- _GIVEN TASK_
Restate the entries below word for word, omitting nothing.

[Records from a collection]
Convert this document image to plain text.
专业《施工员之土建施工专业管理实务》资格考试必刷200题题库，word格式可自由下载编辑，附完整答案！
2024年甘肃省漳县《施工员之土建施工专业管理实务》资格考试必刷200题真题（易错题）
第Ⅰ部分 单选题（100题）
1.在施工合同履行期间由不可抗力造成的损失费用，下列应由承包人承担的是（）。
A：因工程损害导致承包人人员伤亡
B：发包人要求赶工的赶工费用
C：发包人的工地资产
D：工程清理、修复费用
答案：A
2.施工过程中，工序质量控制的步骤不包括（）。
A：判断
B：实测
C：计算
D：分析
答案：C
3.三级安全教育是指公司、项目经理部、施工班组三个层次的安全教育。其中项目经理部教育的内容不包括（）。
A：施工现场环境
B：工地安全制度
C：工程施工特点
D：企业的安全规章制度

- _SOLVED PROBLEM_
Convert this document image to plain text.
专业《施工员之土建施工专业管理实务》资格考试必刷200题题库，word格式可自由下载编辑，附完整答案！
2024年甘肃省漳县《施工员之土建施工专业管理实务》资格考试必刷200题真题（易错题）
第Ⅰ部分 单选题（100题）
1.在施工合同履行期间由不可抗力造成的损失费用，下列应由承包人承担的是（）。
A：因工程损害导致承包人人员伤亡
B：发包人要求赶工的赶工费用
C：发包人的工地资产
D：工程清理、修复费用
答案：A
2.施工过程中，工序质量控制的步骤不包括（）。
A：判断
B：实测
C：计算
D：分析
答案：C
3.三级安全教育是指公司、项目经理部、施工班组三个层次的安全教育。其中项目经理部教育的内容不包括（）。
A：施工现场环境
B：工地安全制度
C：工程施工特点
D：企业的安全规章制度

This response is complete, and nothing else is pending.